_Aim of the exercise_.
Print all entries word for word.

════════

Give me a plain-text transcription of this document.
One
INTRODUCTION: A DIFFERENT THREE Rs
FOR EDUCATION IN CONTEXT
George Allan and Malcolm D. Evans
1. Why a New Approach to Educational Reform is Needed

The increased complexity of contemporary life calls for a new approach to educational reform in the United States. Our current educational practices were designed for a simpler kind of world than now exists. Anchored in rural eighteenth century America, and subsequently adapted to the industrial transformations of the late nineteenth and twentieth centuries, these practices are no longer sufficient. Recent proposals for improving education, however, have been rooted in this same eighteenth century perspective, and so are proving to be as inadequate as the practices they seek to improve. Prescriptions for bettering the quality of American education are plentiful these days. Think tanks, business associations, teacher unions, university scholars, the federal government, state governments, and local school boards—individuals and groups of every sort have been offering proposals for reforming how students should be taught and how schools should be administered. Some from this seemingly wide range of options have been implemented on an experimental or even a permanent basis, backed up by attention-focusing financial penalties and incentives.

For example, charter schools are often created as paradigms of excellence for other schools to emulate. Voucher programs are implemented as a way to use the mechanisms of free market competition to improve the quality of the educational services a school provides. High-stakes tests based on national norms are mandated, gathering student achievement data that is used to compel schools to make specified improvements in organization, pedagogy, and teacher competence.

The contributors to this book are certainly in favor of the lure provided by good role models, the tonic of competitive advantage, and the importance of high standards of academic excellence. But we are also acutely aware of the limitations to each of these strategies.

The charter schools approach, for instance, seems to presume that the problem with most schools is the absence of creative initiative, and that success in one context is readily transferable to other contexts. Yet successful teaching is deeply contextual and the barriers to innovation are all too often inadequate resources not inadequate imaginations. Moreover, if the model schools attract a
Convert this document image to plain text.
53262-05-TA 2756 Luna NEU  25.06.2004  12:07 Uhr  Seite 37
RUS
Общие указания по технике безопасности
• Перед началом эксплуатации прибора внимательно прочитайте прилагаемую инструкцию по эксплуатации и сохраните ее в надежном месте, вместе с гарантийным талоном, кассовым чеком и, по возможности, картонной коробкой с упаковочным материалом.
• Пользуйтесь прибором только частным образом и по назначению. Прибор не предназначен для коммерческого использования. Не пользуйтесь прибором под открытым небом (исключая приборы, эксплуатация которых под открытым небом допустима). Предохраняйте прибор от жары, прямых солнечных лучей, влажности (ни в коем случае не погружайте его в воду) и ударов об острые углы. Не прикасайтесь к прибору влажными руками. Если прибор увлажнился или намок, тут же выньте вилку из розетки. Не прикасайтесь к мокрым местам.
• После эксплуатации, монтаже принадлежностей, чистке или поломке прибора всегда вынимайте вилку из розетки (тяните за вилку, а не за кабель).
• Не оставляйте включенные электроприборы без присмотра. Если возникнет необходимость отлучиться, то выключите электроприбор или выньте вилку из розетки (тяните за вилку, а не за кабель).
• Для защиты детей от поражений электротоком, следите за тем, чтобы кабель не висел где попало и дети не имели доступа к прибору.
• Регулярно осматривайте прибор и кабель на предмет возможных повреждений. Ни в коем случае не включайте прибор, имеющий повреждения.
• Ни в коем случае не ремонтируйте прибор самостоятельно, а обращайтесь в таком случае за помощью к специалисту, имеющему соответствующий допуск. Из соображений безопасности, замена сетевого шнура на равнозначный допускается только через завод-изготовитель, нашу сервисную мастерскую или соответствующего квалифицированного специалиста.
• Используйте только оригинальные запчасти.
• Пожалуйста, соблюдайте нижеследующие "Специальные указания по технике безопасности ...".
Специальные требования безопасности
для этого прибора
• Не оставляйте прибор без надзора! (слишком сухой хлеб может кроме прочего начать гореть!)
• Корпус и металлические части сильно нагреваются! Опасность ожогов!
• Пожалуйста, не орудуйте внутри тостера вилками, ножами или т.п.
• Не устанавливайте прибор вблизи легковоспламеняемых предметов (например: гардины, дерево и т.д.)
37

════════

_Task response_.
Give me a plain-text transcription of this document.
One
INTRODUCTION: A DIFFERENT THREE Rs
FOR EDUCATION IN CONTEXT
George Allan and Malcolm D. Evans
1. Why a New Approach to Educational Reform is Needed

The increased complexity of contemporary life calls for a new approach to educational reform in the United States. Our current educational practices were designed for a simpler kind of world than now exists. Anchored in rural eighteenth century America, and subsequently adapted to the industrial transformations of the late nineteenth and twentieth centuries, these practices are no longer sufficient. Recent proposals for improving education, however, have been rooted in this same eighteenth century perspective, and so are proving to be as inadequate as the practices they seek to improve. Prescriptions for bettering the quality of American education are plentiful these days. Think tanks, business associations, teacher unions, university scholars, the federal government, state governments, and local school boards—individuals and groups of every sort have been offering proposals for reforming how students should be taught and how schools should be administered. Some from this seemingly wide range of options have been implemented on an experimental or even a permanent basis, backed up by attention-focusing financial penalties and incentives.

For example, charter schools are often created as paradigms of excellence for other schools to emulate. Voucher programs are implemented as a way to use the mechanisms of free market competition to improve the quality of the educational services a school provides. High-stakes tests based on national norms are mandated, gathering student achievement data that is used to compel schools to make specified improvements in organization, pedagogy, and teacher competence.

The contributors to this book are certainly in favor of the lure provided by good role models, the tonic of competitive advantage, and the importance of high standards of academic excellence. But we are also acutely aware of the limitations to each of these strategies.

The charter schools approach, for instance, seems to presume that the problem with most schools is the absence of creative initiative, and that success in one context is readily transferable to other contexts. Yet successful teaching is deeply contextual and the barriers to innovation are all too often inadequate resources not inadequate imaginations. Moreover, if the model schools attract a
Convert this document image to plain text.
53262-05-TA 2756 Luna NEU  25.06.2004  12:07 Uhr  Seite 37
RUS
Общие указания по технике безопасности
• Перед началом эксплуатации прибора внимательно прочитайте прилагаемую инструкцию по эксплуатации и сохраните ее в надежном месте, вместе с гарантийным талоном, кассовым чеком и, по возможности, картонной коробкой с упаковочным материалом.
• Пользуйтесь прибором только частным образом и по назначению. Прибор не предназначен для коммерческого использования. Не пользуйтесь прибором под открытым небом (исключая приборы, эксплуатация которых под открытым небом допустима). Предохраняйте прибор от жары, прямых солнечных лучей, влажности (ни в коем случае не погружайте его в воду) и ударов об острые углы. Не прикасайтесь к прибору влажными руками. Если прибор увлажнился или намок, тут же выньте вилку из розетки. Не прикасайтесь к мокрым местам.
• После эксплуатации, монтаже принадлежностей, чистке или поломке прибора всегда вынимайте вилку из розетки (тяните за вилку, а не за кабель).
• Не оставляйте включенные электроприборы без присмотра. Если возникнет необходимость отлучиться, то выключите электроприбор или выньте вилку из розетки (тяните за вилку, а не за кабель).
• Для защиты детей от поражений электротоком, следите за тем, чтобы кабель не висел где попало и дети не имели доступа к прибору.
• Регулярно осматривайте прибор и кабель на предмет возможных повреждений. Ни в коем случае не включайте прибор, имеющий повреждения.
• Ни в коем случае не ремонтируйте прибор самостоятельно, а обращайтесь в таком случае за помощью к специалисту, имеющему соответствующий допуск. Из соображений безопасности, замена сетевого шнура на равнозначный допускается только через завод-изготовитель, нашу сервисную мастерскую или соответствующего квалифицированного специалиста.
• Используйте только оригинальные запчасти.
• Пожалуйста, соблюдайте нижеследующие "Специальные указания по технике безопасности ...".
Специальные требования безопасности
для этого прибора
• Не оставляйте прибор без надзора! (слишком сухой хлеб может кроме прочего начать гореть!)
• Корпус и металлические части сильно нагреваются! Опасность ожогов!
• Пожалуйста, не орудуйте внутри тостера вилками, ножами или т.п.
• Не устанавливайте прибор вблизи легковоспламеняемых предметов (например: гардины, дерево и т.д.)
37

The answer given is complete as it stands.